- **Exercise requirements**: Each line holding the word "banner" counts once; give the total and nothing more.

____________________

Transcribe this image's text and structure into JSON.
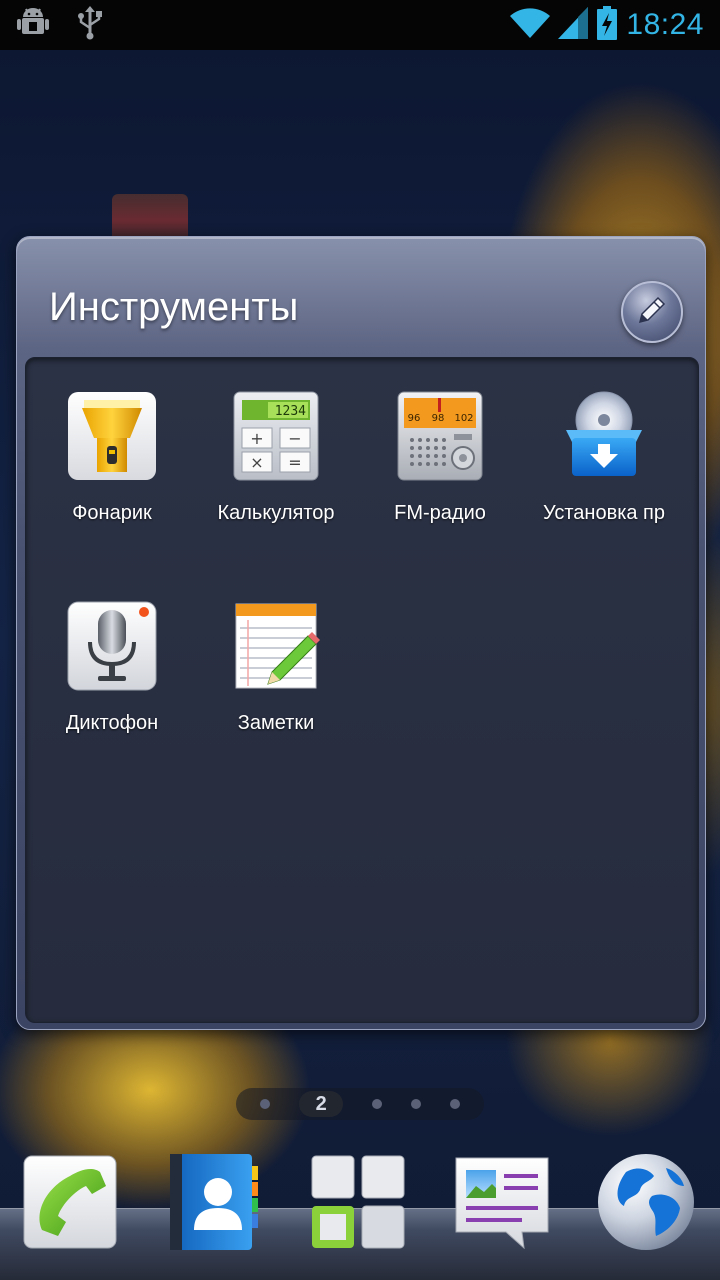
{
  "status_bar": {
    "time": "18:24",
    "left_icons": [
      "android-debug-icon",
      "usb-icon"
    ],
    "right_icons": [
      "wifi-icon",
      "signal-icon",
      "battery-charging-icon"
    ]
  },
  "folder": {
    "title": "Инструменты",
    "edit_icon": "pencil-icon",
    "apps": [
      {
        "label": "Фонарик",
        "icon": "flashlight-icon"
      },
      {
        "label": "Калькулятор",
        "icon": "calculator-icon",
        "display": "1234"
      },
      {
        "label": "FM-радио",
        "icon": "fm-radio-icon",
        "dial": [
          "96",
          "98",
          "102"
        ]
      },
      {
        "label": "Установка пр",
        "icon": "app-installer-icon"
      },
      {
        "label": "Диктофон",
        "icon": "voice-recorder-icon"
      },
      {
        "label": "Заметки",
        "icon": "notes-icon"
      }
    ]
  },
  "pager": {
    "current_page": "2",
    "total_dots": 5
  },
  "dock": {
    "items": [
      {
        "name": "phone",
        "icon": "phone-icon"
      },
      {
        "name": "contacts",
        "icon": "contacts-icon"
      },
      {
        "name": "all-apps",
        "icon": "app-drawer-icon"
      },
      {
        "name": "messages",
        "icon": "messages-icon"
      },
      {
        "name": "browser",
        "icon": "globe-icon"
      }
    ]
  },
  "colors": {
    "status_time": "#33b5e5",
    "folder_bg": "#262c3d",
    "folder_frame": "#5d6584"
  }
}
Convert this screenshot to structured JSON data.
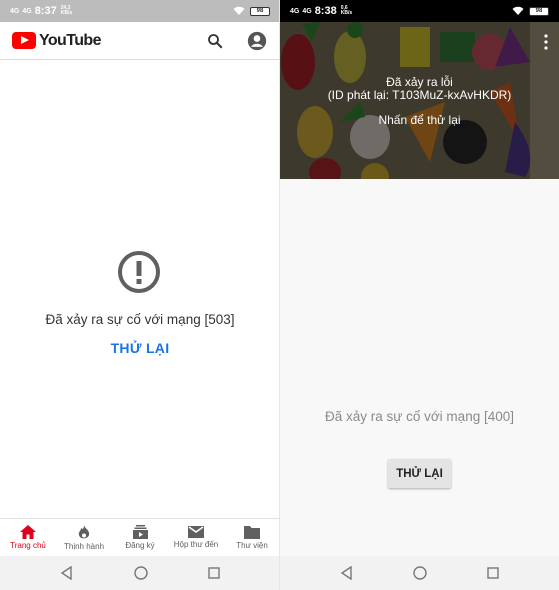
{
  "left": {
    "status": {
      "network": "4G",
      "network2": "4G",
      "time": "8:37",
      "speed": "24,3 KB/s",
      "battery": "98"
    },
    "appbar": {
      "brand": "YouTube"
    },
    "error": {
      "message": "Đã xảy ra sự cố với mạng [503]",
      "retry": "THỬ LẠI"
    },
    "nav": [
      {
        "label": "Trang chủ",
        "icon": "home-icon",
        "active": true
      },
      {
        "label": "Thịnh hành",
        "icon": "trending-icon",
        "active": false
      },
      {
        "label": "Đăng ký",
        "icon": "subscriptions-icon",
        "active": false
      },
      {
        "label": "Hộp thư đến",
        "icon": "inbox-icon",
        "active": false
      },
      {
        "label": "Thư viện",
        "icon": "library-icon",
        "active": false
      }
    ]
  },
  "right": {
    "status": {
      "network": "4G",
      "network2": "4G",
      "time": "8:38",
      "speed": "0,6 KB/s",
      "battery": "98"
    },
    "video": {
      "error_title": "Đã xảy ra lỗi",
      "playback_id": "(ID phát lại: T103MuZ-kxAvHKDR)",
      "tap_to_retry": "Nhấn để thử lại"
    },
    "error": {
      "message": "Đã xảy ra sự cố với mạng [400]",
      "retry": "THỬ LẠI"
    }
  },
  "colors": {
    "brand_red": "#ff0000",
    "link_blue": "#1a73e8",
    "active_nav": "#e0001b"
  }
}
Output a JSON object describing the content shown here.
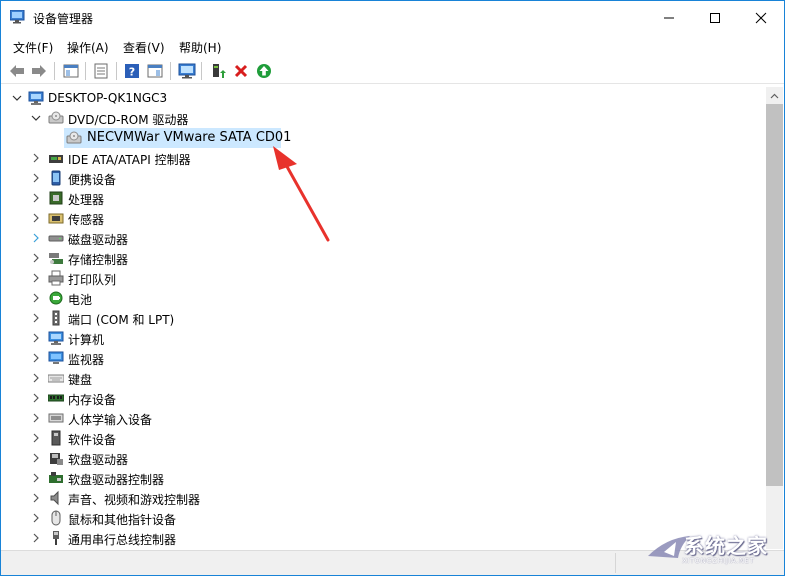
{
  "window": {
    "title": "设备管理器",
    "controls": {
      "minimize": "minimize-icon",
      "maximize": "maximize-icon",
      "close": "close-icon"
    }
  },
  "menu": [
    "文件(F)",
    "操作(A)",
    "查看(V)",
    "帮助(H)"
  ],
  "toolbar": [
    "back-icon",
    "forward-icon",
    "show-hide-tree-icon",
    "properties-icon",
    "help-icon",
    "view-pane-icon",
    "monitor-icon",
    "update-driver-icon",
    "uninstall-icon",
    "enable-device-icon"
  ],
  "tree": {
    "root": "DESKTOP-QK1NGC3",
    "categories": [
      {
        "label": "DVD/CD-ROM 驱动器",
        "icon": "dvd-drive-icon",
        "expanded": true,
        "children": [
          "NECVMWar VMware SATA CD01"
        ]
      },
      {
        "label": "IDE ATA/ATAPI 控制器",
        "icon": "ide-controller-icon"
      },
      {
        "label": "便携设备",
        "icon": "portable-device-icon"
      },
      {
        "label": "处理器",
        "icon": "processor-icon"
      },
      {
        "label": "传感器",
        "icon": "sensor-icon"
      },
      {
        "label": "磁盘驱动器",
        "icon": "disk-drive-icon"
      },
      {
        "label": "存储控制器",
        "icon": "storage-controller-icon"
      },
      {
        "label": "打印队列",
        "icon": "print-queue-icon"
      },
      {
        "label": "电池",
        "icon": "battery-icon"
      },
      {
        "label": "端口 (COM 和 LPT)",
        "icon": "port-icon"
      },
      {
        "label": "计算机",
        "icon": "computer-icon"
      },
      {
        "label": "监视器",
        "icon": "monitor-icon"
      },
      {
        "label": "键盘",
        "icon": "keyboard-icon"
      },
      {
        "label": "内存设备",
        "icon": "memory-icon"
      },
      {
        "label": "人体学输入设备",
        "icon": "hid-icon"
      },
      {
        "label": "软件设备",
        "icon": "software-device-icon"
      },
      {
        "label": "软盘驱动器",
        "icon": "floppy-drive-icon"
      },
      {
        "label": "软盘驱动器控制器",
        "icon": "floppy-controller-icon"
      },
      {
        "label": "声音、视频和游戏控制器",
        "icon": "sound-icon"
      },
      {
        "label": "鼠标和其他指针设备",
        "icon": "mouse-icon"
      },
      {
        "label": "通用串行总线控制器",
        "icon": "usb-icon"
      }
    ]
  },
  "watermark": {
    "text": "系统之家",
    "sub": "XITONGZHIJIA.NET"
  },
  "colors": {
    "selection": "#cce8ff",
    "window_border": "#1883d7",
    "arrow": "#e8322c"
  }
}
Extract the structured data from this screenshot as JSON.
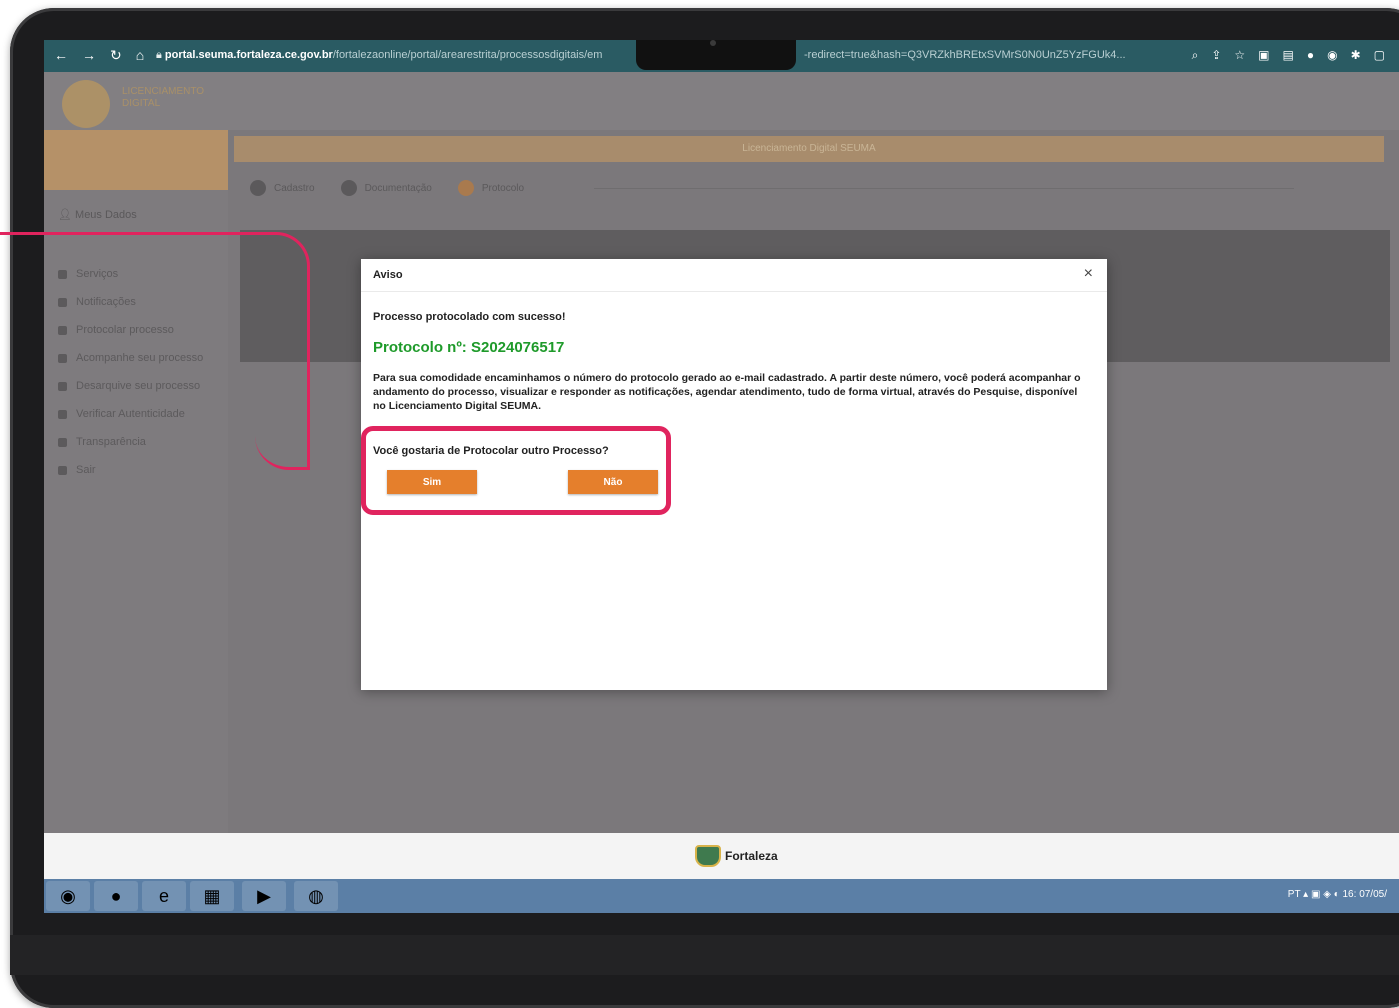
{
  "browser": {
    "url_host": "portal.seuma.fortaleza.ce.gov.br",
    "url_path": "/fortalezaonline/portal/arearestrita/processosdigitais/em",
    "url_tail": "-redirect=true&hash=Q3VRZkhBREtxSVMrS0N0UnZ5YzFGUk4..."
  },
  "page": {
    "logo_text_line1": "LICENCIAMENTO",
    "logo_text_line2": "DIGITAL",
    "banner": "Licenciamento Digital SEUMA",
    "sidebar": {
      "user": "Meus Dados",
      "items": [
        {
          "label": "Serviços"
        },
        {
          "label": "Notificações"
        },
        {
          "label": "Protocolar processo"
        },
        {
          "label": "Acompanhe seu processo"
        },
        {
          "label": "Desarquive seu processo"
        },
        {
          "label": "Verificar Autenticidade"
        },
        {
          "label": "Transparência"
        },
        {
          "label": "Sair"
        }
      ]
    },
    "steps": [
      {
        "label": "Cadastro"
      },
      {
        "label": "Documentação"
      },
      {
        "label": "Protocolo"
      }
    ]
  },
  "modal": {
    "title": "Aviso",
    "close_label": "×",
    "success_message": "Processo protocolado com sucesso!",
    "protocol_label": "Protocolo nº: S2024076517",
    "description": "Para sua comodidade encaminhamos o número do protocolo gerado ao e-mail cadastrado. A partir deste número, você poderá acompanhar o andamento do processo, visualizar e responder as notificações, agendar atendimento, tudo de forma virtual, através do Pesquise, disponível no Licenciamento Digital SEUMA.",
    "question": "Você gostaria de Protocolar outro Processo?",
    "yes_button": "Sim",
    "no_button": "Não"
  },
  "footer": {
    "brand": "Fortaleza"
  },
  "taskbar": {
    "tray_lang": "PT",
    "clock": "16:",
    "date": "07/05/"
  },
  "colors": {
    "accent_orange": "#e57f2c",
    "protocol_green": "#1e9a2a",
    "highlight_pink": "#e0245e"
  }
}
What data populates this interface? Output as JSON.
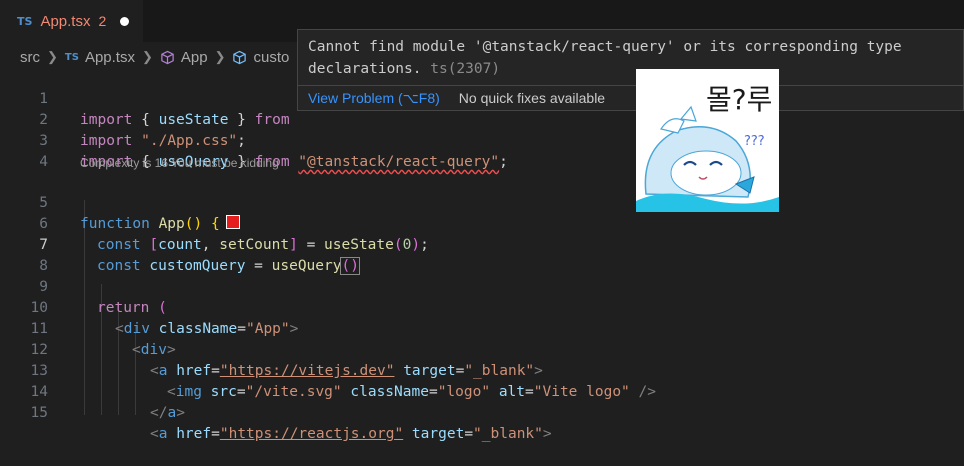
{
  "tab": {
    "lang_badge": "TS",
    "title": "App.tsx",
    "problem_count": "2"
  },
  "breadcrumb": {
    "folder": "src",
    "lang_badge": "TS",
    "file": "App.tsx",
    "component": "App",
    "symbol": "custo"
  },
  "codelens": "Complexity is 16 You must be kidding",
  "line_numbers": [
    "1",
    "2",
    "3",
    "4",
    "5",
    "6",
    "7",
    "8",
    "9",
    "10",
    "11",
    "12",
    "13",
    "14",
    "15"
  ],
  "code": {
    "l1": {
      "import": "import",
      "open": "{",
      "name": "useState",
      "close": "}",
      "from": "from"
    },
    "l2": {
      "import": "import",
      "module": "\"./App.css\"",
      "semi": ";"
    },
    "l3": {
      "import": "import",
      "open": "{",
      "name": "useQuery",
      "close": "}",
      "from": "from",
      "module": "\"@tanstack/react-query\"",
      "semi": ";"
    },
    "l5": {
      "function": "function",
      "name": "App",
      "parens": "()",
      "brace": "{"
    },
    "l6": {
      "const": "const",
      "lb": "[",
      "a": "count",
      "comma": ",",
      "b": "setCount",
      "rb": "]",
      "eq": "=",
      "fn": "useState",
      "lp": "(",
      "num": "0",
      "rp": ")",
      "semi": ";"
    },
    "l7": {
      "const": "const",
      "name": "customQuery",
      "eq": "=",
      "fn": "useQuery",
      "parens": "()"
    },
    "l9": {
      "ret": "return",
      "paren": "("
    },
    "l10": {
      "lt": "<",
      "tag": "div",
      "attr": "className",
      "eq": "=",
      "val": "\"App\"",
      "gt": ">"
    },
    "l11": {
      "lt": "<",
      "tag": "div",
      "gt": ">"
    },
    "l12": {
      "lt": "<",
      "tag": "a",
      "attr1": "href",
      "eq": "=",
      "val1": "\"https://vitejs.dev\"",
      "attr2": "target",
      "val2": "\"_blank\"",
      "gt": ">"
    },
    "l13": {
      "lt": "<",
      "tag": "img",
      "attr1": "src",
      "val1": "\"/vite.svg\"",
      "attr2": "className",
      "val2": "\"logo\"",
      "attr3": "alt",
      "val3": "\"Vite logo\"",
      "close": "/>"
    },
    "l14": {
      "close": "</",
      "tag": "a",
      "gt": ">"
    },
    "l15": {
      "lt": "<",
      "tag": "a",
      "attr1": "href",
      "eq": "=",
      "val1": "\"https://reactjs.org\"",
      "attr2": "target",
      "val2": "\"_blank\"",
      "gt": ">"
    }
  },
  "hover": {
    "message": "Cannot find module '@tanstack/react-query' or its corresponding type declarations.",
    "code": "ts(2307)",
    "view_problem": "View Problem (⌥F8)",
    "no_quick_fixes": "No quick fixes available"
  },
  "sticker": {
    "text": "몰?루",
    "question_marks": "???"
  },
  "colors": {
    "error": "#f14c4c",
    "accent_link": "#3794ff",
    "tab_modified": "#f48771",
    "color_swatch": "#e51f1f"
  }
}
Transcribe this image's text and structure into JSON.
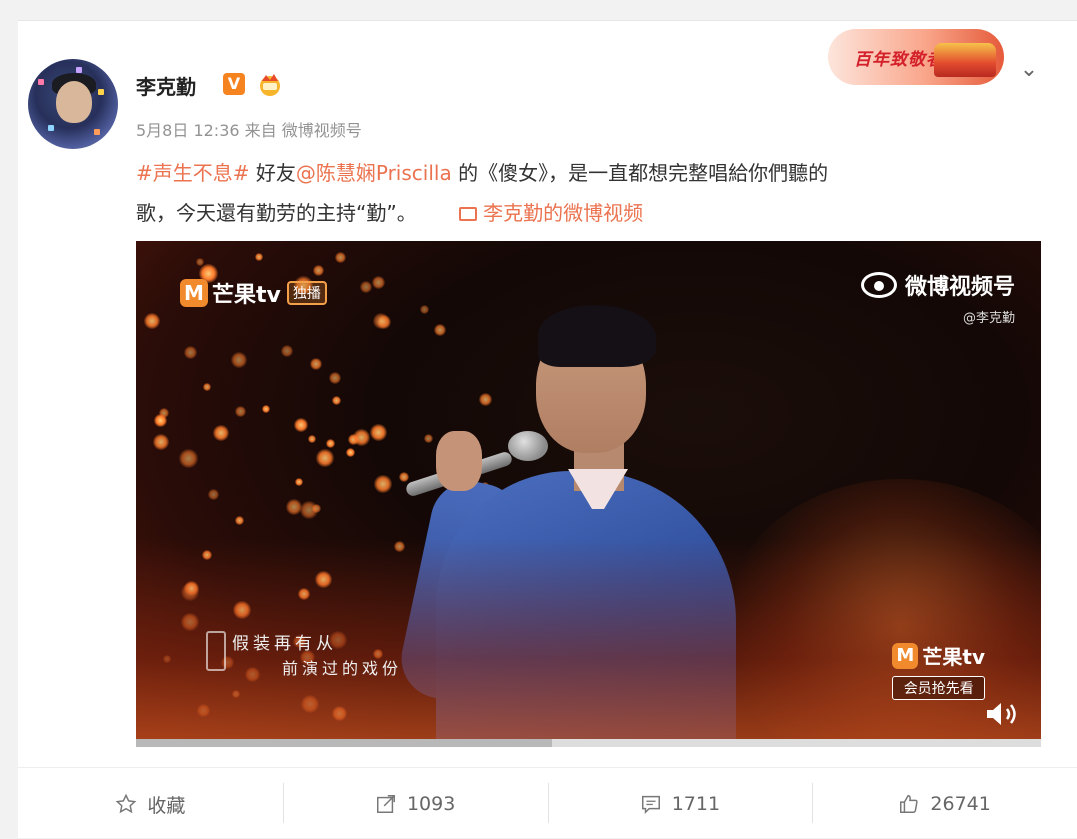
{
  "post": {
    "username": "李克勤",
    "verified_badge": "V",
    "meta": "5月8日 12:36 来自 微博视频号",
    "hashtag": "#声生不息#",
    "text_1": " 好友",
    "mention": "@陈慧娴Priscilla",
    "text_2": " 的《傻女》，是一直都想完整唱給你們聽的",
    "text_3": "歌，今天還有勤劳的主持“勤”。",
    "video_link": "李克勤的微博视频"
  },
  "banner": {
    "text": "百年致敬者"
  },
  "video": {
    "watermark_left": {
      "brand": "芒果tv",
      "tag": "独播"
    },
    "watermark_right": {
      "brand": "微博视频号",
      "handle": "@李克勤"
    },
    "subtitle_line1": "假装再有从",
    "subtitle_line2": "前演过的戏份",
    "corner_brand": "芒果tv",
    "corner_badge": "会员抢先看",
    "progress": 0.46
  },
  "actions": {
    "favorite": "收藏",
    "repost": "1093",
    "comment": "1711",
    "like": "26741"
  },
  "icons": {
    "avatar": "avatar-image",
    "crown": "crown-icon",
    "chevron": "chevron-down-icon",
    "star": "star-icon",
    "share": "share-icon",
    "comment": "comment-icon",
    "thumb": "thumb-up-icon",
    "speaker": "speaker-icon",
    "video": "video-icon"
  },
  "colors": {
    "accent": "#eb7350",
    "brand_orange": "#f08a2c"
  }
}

____________________

- **Exercise answer**: 2